◆ **TASK**: Within the listing below, locate all lines containing the word "Decile". Copy each one.
>>>>>
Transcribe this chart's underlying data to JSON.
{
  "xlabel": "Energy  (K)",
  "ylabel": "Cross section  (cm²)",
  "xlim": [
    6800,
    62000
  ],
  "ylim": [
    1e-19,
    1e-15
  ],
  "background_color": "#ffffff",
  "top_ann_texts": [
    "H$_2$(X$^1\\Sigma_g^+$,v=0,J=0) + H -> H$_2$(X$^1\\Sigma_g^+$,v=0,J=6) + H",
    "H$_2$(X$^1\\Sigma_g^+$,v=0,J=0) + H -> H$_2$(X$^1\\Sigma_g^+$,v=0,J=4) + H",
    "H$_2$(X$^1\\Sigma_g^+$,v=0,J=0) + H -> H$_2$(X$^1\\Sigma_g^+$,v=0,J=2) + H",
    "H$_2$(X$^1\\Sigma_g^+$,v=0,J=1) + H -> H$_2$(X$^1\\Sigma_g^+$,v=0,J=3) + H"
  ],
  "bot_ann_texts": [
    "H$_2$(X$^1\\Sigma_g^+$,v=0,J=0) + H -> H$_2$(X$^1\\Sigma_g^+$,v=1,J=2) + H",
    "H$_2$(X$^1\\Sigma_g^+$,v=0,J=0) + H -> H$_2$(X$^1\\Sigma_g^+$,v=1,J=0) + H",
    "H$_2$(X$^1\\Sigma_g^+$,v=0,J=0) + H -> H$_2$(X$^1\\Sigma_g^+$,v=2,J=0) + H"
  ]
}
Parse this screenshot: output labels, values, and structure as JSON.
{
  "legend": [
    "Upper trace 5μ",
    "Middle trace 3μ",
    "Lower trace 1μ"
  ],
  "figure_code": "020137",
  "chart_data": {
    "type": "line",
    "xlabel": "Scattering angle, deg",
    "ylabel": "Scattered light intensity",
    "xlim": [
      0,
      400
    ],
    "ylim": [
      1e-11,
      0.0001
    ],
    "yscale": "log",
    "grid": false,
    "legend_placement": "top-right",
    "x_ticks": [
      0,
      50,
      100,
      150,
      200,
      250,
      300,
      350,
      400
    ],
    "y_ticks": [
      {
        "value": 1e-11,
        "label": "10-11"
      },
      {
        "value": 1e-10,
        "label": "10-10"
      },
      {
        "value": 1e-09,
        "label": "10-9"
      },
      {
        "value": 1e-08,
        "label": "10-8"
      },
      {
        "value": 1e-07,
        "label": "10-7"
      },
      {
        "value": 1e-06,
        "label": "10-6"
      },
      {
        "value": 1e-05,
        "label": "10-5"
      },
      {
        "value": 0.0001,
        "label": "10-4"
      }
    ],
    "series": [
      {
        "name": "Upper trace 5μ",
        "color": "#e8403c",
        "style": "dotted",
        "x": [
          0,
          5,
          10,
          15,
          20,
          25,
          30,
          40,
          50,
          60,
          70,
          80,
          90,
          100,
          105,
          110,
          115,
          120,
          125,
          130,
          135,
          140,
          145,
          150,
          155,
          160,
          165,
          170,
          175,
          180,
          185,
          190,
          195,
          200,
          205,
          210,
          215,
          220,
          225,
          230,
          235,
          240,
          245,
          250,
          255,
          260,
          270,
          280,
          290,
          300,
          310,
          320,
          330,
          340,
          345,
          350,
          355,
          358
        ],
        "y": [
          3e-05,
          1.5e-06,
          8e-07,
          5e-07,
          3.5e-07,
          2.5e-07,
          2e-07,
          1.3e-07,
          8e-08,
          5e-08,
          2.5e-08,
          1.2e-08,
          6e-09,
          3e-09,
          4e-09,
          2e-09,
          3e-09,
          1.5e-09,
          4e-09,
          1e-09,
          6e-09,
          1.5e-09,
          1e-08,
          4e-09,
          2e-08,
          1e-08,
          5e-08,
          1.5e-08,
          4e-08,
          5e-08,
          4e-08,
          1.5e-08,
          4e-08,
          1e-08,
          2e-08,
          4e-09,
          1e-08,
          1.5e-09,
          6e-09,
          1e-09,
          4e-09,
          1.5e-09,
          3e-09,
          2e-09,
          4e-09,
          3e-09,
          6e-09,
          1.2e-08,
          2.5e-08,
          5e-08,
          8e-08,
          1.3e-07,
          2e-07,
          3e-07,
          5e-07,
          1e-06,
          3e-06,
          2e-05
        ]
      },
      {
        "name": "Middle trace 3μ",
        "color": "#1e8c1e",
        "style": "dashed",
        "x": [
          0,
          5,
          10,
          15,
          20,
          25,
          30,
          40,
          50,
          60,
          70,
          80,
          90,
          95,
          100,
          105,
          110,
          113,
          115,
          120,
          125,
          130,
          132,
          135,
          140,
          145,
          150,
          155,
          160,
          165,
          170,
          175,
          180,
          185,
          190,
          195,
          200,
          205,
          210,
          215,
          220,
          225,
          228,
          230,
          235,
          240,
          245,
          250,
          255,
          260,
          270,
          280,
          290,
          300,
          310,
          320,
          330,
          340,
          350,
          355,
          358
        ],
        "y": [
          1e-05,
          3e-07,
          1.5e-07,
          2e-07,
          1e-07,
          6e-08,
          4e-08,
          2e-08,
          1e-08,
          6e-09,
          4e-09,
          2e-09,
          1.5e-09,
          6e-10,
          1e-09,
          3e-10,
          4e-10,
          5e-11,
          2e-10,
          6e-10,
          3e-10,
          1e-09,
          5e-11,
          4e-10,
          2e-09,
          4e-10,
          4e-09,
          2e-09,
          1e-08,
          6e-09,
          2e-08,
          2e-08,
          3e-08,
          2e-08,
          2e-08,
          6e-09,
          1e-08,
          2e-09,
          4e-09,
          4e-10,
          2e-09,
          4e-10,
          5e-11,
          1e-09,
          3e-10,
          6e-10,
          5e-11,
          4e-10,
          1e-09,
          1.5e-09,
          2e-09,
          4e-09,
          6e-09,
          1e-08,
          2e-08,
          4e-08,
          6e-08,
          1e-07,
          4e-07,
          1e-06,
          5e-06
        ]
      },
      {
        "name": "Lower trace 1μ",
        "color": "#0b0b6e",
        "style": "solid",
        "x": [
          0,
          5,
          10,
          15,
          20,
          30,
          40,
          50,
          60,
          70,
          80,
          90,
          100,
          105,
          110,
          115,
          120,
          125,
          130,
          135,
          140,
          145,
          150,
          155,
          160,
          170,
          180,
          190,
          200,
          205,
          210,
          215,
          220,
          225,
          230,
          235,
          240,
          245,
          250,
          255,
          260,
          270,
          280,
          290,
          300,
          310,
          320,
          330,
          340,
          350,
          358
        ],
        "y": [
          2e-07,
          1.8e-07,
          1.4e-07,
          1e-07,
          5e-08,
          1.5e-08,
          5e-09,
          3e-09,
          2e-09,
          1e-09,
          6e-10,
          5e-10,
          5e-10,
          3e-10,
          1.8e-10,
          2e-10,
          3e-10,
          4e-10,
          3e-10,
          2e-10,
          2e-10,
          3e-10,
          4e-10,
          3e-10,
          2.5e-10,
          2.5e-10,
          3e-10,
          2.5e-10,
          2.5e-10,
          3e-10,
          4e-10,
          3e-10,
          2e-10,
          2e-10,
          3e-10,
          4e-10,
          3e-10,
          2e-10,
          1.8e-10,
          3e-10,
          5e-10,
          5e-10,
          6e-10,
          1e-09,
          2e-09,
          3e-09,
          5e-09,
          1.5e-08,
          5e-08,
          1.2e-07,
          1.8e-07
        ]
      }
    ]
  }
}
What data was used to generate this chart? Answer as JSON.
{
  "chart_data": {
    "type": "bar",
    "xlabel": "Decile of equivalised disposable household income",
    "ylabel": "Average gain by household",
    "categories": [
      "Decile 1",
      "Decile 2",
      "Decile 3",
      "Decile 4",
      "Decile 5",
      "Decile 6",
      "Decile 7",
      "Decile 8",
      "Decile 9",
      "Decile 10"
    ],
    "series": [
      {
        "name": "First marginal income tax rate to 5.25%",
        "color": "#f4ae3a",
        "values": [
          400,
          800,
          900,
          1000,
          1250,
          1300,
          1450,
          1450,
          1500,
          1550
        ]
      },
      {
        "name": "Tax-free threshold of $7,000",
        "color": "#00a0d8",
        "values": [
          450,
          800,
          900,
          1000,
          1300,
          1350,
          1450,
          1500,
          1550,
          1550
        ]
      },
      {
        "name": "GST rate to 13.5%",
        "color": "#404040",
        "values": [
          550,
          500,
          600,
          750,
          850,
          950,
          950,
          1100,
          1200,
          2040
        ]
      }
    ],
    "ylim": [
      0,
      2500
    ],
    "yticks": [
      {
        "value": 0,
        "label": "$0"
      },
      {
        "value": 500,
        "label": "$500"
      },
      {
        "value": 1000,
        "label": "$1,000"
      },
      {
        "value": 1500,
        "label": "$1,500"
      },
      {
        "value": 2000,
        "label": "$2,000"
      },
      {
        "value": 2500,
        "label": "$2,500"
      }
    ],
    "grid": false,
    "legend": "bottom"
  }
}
<<<<<
◆ **THE OUTPUT**:
    "xlabel": "Decile of equivalised disposable household income",
      "Decile 1",
      "Decile 2",
      "Decile 3",
      "Decile 4",
      "Decile 5",
      "Decile 6",
      "Decile 7",
      "Decile 8",
      "Decile 9",
      "Decile 10"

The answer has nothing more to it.